**Goal**
Each entry below must be repeated word for word.

**Data shown**
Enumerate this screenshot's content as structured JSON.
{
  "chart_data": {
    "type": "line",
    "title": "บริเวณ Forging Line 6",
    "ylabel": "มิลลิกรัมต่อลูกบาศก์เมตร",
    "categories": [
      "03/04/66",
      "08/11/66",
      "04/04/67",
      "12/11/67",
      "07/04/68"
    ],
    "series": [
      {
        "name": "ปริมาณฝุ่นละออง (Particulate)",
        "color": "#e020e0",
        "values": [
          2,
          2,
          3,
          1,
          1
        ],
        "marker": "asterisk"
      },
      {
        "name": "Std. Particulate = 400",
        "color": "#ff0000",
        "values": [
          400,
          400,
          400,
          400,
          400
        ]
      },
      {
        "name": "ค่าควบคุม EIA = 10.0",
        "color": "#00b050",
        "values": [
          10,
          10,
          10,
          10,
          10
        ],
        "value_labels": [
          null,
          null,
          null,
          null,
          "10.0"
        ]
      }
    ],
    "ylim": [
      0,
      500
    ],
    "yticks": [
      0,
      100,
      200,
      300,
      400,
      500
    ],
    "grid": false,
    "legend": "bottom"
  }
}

**Reply**
Enumerate this screenshot's content as structured JSON.
{
  "chart_data": {
    "type": "line",
    "title": "บริเวณ Forging Line 6",
    "ylabel": "มิลลิกรัมต่อลูกบาศก์เมตร",
    "categories": [
      "03/04/66",
      "08/11/66",
      "04/04/67",
      "12/11/67",
      "07/04/68"
    ],
    "series": [
      {
        "name": "ปริมาณฝุ่นละออง (Particulate)",
        "color": "#e020e0",
        "values": [
          2,
          2,
          3,
          1,
          1
        ],
        "marker": "asterisk"
      },
      {
        "name": "Std. Particulate = 400",
        "color": "#ff0000",
        "values": [
          400,
          400,
          400,
          400,
          400
        ]
      },
      {
        "name": "ค่าควบคุม EIA = 10.0",
        "color": "#00b050",
        "values": [
          10,
          10,
          10,
          10,
          10
        ],
        "value_labels": [
          null,
          null,
          null,
          null,
          "10.0"
        ]
      }
    ],
    "ylim": [
      0,
      500
    ],
    "yticks": [
      0,
      100,
      200,
      300,
      400,
      500
    ],
    "grid": false,
    "legend": "bottom"
  }
}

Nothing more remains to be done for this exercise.